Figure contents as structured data
----

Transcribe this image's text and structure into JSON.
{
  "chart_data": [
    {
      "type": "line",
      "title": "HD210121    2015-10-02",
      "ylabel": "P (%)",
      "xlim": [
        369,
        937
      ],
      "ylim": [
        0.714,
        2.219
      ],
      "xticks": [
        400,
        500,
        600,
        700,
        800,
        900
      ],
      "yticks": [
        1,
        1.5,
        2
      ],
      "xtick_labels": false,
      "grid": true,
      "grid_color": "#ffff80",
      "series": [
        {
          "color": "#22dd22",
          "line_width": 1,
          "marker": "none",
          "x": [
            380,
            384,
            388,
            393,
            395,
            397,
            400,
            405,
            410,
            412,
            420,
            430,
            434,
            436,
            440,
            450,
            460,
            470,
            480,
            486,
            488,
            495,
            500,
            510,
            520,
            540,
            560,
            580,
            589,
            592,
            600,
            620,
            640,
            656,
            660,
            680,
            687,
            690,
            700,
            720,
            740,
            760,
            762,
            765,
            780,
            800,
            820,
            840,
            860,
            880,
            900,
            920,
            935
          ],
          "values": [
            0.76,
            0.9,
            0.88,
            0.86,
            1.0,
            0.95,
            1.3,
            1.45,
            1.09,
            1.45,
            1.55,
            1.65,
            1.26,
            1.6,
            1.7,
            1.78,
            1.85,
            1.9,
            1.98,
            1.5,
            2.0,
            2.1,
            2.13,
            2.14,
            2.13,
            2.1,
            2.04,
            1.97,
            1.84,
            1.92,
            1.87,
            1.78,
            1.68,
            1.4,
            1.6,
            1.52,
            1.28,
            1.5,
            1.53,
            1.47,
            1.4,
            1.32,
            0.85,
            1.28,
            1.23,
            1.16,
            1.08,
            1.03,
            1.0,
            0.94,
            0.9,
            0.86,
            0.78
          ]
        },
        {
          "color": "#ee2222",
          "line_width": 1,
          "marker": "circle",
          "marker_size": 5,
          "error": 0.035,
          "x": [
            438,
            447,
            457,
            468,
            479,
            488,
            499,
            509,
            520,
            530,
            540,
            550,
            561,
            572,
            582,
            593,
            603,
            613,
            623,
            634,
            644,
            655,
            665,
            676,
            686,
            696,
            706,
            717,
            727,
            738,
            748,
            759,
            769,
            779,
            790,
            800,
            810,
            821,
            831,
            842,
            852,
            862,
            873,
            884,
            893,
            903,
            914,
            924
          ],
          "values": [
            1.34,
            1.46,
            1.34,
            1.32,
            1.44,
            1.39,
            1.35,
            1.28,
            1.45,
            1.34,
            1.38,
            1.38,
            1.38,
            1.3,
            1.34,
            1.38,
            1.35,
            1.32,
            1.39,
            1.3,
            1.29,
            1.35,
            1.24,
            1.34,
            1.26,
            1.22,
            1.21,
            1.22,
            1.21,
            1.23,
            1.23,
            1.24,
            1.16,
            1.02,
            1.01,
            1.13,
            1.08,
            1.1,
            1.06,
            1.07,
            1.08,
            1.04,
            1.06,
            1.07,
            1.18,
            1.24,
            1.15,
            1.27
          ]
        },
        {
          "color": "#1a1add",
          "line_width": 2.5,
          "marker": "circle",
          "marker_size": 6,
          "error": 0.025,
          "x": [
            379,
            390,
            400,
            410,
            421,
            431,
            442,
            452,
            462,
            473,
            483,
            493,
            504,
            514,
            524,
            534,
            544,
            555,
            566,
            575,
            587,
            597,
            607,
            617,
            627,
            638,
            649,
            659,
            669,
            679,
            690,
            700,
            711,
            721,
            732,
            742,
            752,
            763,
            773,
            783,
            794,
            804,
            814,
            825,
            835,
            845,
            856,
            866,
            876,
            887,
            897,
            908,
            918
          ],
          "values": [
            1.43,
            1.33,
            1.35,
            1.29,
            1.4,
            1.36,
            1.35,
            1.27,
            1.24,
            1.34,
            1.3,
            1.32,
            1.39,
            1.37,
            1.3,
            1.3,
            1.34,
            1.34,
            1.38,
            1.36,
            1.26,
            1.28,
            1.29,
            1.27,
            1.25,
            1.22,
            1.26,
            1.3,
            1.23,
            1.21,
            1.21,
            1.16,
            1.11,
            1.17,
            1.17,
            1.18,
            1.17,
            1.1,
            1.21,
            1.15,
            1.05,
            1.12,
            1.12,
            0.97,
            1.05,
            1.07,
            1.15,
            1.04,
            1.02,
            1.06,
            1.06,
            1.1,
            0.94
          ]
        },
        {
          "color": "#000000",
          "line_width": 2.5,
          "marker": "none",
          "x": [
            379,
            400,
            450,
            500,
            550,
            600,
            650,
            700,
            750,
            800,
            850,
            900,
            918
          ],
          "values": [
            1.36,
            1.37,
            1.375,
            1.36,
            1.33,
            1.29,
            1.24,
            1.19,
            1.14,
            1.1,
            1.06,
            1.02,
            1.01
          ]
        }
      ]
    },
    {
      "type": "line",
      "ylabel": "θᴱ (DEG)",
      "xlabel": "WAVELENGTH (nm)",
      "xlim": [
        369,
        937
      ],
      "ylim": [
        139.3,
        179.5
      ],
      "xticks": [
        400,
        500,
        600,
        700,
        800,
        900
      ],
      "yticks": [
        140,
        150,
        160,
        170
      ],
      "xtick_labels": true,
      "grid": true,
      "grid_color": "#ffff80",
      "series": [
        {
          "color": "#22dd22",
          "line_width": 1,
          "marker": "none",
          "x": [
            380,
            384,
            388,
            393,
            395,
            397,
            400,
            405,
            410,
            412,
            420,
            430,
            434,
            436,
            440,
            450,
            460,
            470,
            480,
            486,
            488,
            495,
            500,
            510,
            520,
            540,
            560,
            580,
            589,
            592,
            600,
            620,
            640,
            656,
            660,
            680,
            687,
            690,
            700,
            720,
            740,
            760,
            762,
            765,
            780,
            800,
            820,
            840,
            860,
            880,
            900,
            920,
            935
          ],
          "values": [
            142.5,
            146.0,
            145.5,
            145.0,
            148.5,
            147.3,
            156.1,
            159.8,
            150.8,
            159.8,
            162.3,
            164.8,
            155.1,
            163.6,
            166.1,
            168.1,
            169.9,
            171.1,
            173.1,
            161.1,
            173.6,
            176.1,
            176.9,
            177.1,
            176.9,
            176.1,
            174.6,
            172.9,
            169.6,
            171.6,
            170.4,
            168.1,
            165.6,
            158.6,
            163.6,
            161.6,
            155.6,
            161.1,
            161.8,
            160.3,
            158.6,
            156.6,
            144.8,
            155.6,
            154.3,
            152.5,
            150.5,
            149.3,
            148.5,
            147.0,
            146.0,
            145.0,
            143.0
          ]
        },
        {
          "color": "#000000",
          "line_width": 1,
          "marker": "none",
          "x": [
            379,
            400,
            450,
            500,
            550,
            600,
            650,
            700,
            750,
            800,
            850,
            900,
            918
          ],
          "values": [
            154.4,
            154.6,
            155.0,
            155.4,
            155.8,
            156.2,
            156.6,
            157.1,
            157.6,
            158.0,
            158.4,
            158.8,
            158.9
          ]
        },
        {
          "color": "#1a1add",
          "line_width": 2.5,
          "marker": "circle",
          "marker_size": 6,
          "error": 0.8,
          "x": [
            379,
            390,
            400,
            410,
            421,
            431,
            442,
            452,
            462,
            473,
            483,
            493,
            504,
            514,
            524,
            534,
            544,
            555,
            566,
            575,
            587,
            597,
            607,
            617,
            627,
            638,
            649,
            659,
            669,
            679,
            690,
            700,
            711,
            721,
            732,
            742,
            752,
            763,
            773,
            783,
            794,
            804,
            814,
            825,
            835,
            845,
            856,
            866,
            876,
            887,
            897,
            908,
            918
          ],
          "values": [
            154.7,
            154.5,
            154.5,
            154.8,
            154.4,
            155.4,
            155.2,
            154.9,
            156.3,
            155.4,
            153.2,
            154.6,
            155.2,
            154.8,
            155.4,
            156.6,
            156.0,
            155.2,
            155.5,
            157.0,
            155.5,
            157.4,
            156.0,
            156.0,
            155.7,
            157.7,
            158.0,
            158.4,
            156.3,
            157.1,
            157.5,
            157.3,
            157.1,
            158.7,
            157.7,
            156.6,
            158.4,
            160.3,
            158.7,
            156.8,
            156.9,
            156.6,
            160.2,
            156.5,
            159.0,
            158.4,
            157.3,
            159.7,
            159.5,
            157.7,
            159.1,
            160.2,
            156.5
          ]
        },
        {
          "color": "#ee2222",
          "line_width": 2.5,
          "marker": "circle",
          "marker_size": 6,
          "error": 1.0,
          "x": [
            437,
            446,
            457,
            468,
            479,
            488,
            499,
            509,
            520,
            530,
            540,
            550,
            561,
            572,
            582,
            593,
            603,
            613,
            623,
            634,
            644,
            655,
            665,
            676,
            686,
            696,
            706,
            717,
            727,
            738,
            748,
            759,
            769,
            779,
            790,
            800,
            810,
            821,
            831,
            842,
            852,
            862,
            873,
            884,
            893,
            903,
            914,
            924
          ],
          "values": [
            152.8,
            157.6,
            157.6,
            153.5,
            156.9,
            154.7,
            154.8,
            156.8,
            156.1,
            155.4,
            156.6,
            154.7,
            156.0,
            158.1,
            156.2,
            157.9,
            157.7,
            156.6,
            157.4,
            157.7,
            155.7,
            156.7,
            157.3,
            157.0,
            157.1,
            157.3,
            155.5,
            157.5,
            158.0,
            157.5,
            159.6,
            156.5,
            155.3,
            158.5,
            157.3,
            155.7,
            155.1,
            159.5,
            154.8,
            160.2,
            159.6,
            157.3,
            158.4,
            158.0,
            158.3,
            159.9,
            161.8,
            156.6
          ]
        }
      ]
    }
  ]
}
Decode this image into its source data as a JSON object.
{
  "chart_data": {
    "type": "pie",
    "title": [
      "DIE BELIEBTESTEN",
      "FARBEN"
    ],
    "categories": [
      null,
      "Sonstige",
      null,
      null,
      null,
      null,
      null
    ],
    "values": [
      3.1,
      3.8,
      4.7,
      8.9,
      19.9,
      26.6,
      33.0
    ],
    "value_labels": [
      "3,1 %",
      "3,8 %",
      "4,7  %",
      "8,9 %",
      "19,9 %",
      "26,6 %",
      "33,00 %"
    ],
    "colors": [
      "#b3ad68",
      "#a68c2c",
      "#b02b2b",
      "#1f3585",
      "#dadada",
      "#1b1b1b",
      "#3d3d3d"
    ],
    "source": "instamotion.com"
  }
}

----

WHAT YOU HAVE TO DO => Copy all lines of the material above where the string "error" occurs.

ANSWER TO THIS EXERCISE =>
          "error": 0.035,
          "error": 0.025,
          "error": 0.8,
          "error": 1.0,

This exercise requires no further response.